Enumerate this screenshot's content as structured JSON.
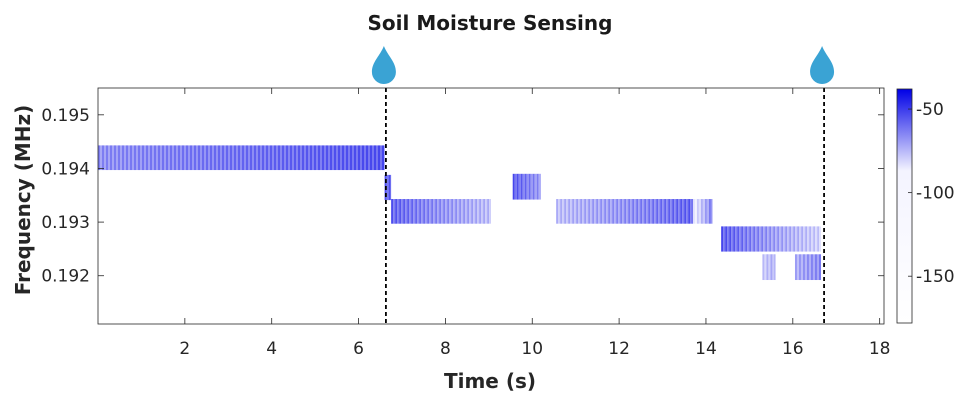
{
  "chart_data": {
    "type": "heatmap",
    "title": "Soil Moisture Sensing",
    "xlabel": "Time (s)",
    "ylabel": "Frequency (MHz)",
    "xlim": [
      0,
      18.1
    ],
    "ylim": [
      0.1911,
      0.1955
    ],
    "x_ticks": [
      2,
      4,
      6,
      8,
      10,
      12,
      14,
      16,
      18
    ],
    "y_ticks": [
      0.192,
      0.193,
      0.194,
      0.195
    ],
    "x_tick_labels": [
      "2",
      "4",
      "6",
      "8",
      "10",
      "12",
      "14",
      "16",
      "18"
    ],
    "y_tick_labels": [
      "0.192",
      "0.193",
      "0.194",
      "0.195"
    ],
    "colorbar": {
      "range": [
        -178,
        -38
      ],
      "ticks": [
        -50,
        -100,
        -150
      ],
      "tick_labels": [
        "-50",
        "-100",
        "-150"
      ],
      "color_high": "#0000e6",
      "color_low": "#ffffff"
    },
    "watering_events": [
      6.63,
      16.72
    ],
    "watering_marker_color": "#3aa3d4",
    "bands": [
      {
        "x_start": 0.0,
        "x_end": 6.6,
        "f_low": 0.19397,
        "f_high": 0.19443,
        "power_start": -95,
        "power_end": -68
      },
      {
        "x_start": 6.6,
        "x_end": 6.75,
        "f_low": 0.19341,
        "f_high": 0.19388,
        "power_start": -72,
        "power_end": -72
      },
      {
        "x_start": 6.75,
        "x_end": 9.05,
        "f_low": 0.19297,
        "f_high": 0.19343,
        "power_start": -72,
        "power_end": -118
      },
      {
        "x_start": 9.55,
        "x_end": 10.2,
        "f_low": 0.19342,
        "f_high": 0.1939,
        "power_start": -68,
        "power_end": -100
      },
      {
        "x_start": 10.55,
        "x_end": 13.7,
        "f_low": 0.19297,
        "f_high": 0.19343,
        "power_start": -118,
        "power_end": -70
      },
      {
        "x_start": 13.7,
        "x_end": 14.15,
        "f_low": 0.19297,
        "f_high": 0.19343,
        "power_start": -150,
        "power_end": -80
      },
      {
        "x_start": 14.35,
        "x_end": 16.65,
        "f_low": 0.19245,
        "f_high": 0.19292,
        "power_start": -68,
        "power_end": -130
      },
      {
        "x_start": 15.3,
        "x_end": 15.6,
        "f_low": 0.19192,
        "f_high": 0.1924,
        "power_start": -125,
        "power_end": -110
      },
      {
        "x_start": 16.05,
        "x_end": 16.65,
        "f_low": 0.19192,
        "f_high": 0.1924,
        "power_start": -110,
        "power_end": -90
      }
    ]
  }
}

-----

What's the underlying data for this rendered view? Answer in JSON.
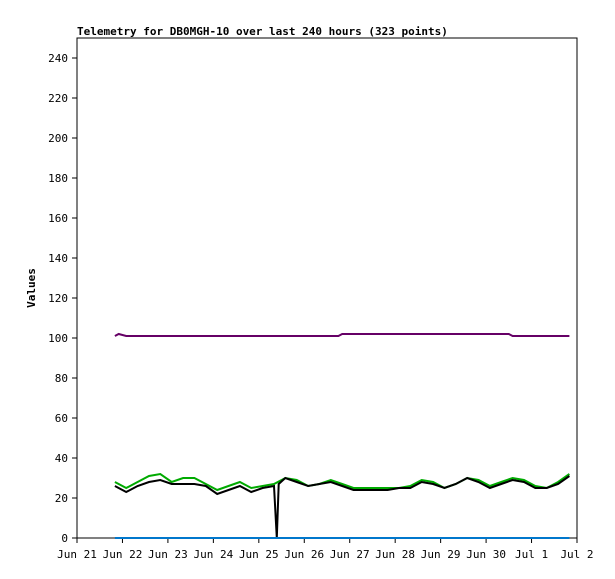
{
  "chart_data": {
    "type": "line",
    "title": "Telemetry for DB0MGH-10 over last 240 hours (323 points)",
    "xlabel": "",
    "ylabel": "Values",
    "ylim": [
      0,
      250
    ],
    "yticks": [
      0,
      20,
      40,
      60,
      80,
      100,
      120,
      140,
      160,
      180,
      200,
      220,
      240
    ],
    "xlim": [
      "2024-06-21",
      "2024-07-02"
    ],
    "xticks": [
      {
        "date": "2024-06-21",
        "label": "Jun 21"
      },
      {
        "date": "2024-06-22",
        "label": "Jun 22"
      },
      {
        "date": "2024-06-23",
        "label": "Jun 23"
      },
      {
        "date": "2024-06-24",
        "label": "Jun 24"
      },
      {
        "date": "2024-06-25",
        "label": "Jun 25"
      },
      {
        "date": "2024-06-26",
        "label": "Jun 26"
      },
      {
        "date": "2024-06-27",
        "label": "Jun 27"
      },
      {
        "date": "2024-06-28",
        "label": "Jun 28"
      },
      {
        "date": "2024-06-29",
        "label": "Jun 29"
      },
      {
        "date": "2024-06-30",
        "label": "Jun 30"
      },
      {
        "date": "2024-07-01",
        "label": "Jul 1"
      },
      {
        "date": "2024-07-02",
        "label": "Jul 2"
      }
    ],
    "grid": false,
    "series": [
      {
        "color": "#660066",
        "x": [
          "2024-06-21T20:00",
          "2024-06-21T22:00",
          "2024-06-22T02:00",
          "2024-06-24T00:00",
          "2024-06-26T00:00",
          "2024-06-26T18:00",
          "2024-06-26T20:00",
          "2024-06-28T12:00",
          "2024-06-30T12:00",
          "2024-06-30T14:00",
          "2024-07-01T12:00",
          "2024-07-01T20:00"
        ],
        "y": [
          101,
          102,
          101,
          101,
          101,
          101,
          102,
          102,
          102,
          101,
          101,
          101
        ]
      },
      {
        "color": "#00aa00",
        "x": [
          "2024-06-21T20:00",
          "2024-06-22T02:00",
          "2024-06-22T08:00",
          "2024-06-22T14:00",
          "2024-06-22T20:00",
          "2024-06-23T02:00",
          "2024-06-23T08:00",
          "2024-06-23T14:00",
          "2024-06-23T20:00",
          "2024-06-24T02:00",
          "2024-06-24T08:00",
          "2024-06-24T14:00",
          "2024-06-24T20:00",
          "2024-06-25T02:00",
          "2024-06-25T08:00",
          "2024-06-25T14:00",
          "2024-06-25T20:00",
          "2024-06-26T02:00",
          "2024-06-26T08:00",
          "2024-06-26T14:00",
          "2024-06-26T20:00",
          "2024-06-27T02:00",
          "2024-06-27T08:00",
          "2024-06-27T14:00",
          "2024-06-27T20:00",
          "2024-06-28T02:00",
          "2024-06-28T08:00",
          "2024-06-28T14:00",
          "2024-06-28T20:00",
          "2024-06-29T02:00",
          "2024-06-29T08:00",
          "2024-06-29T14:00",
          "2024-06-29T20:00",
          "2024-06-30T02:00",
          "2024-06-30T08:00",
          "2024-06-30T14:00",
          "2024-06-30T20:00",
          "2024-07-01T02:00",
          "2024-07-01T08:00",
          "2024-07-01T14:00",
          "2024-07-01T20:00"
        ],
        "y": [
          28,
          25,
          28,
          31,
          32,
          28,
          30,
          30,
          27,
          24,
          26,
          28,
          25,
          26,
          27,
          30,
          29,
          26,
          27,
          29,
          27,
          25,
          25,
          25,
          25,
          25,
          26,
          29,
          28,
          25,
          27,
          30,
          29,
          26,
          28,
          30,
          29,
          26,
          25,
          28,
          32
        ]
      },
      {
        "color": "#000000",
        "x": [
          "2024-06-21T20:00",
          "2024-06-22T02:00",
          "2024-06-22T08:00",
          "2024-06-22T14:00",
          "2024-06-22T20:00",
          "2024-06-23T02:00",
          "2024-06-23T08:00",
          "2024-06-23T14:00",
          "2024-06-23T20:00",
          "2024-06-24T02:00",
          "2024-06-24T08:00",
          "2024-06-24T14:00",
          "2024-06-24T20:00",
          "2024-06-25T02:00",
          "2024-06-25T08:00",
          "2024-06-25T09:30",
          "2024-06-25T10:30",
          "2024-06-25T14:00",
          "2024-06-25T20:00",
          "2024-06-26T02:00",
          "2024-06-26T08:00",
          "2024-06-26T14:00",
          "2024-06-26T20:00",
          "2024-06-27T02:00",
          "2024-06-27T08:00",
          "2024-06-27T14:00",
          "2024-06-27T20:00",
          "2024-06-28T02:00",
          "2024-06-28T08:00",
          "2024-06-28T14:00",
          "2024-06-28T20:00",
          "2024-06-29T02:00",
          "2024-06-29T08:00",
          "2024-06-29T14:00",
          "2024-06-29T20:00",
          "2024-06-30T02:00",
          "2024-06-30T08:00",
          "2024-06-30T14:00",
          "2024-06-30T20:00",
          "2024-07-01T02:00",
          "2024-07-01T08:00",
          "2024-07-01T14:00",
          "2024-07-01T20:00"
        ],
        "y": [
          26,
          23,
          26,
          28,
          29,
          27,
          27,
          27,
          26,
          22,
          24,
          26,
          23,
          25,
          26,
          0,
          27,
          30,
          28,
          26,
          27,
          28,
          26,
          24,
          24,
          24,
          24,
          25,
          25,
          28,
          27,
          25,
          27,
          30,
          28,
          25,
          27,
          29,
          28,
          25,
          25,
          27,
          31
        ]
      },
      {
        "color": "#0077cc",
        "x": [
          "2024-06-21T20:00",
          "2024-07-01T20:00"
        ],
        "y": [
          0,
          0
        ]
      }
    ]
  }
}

-----

Work to be completed:
Only lines with the string "this" belong in your answer; copy each one.

In response:
Enumerate this screenshot's content as structured JSON.
What's the underlying data for this rendered view? Answer in JSON.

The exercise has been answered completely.